→ **Requirement**
Without skipping anything, write out each record below exactly.

(Stored entries)
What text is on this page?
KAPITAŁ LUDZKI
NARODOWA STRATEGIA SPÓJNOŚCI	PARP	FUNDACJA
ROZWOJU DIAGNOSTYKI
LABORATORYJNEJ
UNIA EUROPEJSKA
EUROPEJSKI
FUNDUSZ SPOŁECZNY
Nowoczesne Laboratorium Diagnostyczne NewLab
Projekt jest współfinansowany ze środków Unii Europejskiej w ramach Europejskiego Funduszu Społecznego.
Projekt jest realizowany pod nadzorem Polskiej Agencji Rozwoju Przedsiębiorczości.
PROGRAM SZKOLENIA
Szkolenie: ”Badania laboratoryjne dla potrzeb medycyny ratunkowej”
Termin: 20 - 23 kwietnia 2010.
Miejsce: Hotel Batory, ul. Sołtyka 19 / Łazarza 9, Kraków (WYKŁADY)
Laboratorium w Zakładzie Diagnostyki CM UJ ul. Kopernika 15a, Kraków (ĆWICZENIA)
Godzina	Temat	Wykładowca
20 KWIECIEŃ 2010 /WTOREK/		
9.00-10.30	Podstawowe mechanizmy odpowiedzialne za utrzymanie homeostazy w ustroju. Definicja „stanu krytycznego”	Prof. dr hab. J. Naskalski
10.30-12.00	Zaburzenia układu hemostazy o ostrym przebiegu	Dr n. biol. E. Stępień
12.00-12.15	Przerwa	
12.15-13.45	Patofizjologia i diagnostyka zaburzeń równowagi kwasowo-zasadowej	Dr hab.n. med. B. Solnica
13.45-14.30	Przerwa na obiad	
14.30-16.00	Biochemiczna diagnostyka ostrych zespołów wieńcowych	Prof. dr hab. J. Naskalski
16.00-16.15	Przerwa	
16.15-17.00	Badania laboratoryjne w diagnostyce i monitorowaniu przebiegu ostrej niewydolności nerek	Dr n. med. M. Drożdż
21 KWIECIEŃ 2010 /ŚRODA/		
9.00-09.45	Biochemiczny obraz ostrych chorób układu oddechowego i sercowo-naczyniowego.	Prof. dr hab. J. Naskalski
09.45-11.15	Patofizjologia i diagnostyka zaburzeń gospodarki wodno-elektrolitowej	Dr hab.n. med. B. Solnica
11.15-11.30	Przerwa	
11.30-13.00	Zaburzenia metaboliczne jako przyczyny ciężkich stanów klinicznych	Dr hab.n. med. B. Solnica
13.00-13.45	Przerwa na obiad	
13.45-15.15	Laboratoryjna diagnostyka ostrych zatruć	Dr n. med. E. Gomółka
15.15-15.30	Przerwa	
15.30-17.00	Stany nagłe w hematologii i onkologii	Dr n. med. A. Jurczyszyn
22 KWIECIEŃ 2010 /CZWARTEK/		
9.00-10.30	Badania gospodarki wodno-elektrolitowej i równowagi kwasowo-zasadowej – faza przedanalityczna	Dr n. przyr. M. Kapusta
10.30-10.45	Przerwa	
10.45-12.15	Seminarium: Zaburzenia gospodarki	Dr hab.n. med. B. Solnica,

→ **Output of the exercise**
What text is on this page?
KAPITAŁ LUDZKI
NARODOWA STRATEGIA SPÓJNOŚCI	PARP	FUNDACJA
ROZWOJU DIAGNOSTYKI
LABORATORYJNEJ
UNIA EUROPEJSKA
EUROPEJSKI
FUNDUSZ SPOŁECZNY
Nowoczesne Laboratorium Diagnostyczne NewLab
Projekt jest współfinansowany ze środków Unii Europejskiej w ramach Europejskiego Funduszu Społecznego.
Projekt jest realizowany pod nadzorem Polskiej Agencji Rozwoju Przedsiębiorczości.
PROGRAM SZKOLENIA
Szkolenie: ”Badania laboratoryjne dla potrzeb medycyny ratunkowej”
Termin: 20 - 23 kwietnia 2010.
Miejsce: Hotel Batory, ul. Sołtyka 19 / Łazarza 9, Kraków (WYKŁADY)
Laboratorium w Zakładzie Diagnostyki CM UJ ul. Kopernika 15a, Kraków (ĆWICZENIA)
Godzina	Temat	Wykładowca
20 KWIECIEŃ 2010 /WTOREK/		
9.00-10.30	Podstawowe mechanizmy odpowiedzialne za utrzymanie homeostazy w ustroju. Definicja „stanu krytycznego”	Prof. dr hab. J. Naskalski
10.30-12.00	Zaburzenia układu hemostazy o ostrym przebiegu	Dr n. biol. E. Stępień
12.00-12.15	Przerwa	
12.15-13.45	Patofizjologia i diagnostyka zaburzeń równowagi kwasowo-zasadowej	Dr hab.n. med. B. Solnica
13.45-14.30	Przerwa na obiad	
14.30-16.00	Biochemiczna diagnostyka ostrych zespołów wieńcowych	Prof. dr hab. J. Naskalski
16.00-16.15	Przerwa	
16.15-17.00	Badania laboratoryjne w diagnostyce i monitorowaniu przebiegu ostrej niewydolności nerek	Dr n. med. M. Drożdż
21 KWIECIEŃ 2010 /ŚRODA/		
9.00-09.45	Biochemiczny obraz ostrych chorób układu oddechowego i sercowo-naczyniowego.	Prof. dr hab. J. Naskalski
09.45-11.15	Patofizjologia i diagnostyka zaburzeń gospodarki wodno-elektrolitowej	Dr hab.n. med. B. Solnica
11.15-11.30	Przerwa	
11.30-13.00	Zaburzenia metaboliczne jako przyczyny ciężkich stanów klinicznych	Dr hab.n. med. B. Solnica
13.00-13.45	Przerwa na obiad	
13.45-15.15	Laboratoryjna diagnostyka ostrych zatruć	Dr n. med. E. Gomółka
15.15-15.30	Przerwa	
15.30-17.00	Stany nagłe w hematologii i onkologii	Dr n. med. A. Jurczyszyn
22 KWIECIEŃ 2010 /CZWARTEK/		
9.00-10.30	Badania gospodarki wodno-elektrolitowej i równowagi kwasowo-zasadowej – faza przedanalityczna	Dr n. przyr. M. Kapusta
10.30-10.45	Przerwa	
10.45-12.15	Seminarium: Zaburzenia gospodarki	Dr hab.n. med. B. Solnica,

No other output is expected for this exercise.